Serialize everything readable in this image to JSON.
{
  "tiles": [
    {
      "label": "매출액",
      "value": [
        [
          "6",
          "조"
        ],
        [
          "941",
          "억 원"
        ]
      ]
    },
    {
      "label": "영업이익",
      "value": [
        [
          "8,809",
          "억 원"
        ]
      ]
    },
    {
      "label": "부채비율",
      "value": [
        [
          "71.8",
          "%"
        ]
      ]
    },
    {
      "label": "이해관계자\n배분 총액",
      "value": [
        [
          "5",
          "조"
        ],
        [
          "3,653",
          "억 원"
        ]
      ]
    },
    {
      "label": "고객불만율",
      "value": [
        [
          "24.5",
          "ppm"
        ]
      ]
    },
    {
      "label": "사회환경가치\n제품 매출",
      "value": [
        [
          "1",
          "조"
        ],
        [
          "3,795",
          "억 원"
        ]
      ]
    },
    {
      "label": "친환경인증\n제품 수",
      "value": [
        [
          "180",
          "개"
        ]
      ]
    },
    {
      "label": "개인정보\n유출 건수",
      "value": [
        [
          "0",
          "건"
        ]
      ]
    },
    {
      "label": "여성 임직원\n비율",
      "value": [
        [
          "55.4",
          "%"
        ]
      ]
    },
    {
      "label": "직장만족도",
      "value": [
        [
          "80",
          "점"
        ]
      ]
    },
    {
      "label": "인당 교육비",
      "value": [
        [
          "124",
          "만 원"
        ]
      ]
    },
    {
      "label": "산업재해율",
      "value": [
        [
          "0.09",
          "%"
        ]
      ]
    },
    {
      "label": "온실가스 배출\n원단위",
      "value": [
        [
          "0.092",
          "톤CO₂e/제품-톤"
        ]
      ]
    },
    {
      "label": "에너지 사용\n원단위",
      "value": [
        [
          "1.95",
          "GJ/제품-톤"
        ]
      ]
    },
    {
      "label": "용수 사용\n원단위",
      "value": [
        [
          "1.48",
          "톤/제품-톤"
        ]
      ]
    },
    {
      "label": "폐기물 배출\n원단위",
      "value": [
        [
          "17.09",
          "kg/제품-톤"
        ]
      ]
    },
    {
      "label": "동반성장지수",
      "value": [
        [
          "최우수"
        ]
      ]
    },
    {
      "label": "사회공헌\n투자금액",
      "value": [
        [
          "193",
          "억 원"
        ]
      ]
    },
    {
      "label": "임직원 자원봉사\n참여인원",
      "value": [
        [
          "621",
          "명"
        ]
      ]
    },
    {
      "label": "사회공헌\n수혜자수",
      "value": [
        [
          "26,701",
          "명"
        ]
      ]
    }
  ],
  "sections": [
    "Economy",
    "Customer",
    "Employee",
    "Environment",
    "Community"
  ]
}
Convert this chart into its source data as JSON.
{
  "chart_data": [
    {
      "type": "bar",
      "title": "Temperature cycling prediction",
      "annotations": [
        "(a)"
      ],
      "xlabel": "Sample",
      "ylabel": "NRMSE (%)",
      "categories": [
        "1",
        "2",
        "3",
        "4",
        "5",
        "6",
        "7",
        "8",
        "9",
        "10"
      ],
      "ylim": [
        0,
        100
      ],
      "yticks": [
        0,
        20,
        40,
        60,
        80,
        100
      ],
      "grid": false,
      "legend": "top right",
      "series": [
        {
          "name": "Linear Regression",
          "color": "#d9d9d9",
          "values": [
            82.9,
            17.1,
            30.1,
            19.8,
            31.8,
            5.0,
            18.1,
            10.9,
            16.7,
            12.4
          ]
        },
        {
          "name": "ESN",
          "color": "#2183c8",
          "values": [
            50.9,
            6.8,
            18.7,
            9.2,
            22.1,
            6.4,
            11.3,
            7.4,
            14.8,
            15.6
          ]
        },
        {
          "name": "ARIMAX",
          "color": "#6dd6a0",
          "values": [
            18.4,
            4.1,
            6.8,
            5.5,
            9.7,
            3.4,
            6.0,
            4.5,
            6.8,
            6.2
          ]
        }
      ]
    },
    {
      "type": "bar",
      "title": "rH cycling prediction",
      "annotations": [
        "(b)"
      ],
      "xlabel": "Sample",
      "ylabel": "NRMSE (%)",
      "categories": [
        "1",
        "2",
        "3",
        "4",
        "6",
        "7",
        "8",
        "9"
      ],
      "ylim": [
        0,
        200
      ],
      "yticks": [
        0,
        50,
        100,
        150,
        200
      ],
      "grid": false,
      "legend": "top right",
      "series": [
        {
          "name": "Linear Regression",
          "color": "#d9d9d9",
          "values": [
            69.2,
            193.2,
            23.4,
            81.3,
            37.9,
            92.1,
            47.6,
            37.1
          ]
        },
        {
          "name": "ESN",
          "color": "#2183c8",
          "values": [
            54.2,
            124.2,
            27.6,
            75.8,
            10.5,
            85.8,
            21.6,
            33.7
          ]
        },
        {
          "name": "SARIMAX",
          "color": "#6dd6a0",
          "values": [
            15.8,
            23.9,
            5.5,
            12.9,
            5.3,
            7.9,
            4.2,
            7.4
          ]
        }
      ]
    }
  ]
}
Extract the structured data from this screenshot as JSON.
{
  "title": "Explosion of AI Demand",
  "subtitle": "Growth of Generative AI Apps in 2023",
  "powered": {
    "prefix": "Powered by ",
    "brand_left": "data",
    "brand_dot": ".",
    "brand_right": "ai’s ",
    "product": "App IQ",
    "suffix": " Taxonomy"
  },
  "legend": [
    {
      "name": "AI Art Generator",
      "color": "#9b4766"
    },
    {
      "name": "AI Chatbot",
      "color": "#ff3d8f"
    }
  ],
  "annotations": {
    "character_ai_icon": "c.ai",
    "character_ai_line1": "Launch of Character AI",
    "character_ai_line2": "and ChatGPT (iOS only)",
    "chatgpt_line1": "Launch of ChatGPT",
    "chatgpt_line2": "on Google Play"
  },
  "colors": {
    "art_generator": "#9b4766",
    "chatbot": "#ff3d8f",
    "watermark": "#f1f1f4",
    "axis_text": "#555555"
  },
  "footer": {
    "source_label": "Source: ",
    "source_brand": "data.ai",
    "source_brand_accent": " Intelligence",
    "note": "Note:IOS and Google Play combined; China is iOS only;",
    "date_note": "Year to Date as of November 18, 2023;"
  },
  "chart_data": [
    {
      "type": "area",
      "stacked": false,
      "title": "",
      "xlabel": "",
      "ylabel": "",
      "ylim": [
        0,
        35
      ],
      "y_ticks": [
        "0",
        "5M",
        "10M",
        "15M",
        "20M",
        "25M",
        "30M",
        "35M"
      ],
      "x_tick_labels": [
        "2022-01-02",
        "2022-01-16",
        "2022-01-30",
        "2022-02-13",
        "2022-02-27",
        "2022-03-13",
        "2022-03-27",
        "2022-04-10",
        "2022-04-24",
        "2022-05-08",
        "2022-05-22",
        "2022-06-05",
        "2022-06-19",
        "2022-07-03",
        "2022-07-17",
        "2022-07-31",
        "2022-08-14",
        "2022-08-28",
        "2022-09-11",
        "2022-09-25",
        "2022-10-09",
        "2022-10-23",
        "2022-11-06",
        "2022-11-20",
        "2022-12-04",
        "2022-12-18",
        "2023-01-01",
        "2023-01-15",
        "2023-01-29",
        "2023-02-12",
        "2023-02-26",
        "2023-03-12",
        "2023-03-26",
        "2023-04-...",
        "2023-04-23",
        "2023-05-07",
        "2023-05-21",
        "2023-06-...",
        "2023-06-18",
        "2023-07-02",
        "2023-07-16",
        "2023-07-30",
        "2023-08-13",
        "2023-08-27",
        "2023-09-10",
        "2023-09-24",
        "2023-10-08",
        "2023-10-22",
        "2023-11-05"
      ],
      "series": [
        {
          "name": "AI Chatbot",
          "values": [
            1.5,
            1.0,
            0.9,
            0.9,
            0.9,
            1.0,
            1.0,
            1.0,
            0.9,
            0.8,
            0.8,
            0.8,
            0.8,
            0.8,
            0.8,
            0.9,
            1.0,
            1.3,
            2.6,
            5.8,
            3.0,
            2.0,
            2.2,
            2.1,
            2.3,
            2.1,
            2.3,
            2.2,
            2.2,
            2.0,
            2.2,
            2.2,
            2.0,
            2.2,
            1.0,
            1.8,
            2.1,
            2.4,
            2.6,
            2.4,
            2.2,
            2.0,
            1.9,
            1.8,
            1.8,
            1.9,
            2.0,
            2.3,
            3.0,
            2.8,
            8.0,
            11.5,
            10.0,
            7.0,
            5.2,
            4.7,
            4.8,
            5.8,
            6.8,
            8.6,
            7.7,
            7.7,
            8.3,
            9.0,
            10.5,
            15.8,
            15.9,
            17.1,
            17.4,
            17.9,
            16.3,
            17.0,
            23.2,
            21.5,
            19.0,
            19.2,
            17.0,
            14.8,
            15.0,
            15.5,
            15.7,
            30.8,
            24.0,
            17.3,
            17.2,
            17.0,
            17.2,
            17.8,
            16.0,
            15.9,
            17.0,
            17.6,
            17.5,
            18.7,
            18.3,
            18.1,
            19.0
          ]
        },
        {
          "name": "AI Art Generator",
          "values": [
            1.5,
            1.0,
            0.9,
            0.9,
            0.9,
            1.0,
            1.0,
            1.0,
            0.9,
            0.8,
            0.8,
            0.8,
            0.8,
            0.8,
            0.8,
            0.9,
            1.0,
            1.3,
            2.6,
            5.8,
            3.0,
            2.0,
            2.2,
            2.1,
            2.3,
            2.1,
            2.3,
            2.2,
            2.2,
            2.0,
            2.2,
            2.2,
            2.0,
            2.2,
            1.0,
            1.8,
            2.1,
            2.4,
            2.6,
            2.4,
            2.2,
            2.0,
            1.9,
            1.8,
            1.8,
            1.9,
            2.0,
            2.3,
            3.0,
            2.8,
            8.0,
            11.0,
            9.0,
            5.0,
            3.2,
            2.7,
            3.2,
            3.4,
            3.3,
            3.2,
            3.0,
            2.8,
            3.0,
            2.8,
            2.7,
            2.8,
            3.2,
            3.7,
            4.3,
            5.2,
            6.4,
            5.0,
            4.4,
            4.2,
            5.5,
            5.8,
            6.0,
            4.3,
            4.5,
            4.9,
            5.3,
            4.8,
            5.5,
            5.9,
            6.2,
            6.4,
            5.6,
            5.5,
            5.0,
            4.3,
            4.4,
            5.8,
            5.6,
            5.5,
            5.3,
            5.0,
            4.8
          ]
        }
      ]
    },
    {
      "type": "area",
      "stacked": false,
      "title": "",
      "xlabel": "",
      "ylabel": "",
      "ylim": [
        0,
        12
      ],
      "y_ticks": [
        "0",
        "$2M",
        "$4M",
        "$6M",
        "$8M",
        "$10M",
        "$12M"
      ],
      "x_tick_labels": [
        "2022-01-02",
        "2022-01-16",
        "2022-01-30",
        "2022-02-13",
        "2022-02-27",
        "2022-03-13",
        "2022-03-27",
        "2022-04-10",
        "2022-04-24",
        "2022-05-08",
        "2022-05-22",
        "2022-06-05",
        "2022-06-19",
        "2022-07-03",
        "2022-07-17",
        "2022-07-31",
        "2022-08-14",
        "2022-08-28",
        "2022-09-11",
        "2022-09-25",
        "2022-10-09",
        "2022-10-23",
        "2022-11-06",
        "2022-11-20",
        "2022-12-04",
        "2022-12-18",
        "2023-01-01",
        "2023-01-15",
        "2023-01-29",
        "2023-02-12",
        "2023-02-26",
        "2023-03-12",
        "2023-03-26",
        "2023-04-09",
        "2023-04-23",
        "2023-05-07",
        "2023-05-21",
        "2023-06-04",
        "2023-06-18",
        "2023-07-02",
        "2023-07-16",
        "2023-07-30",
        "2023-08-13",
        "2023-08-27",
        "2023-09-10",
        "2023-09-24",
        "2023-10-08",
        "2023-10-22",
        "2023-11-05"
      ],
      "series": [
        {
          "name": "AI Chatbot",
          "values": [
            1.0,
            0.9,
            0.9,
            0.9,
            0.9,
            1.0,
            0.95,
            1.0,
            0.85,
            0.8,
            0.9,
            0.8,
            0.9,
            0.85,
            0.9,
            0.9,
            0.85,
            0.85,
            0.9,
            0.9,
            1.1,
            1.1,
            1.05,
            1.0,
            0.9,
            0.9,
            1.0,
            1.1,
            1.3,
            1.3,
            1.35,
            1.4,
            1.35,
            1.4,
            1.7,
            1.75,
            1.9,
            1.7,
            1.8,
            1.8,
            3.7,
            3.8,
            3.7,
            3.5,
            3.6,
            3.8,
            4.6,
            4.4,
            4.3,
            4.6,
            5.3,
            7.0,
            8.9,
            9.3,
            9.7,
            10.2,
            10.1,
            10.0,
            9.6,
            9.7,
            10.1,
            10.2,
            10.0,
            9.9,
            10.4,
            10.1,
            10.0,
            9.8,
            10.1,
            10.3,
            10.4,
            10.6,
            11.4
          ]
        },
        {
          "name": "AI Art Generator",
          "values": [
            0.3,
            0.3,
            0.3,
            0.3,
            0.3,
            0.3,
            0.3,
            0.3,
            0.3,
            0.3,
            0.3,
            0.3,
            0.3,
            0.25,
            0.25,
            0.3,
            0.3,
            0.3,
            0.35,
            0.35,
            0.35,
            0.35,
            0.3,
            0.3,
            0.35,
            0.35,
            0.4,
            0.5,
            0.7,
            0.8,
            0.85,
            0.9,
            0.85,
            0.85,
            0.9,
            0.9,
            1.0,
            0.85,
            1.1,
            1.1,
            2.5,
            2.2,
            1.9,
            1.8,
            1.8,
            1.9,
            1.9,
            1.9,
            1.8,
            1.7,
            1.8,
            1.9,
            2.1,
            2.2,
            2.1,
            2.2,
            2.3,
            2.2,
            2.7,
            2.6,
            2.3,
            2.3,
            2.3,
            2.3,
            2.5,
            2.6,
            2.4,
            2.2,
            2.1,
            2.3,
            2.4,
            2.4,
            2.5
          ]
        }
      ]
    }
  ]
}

★ ★ ★

EXERCISE TASK → From the data above, copy out every line with the string "Launch" in it.

FINISHED ANSWER →
    "character_ai_line1": "Launch of Character AI",
    "chatgpt_line1": "Launch of ChatGPT",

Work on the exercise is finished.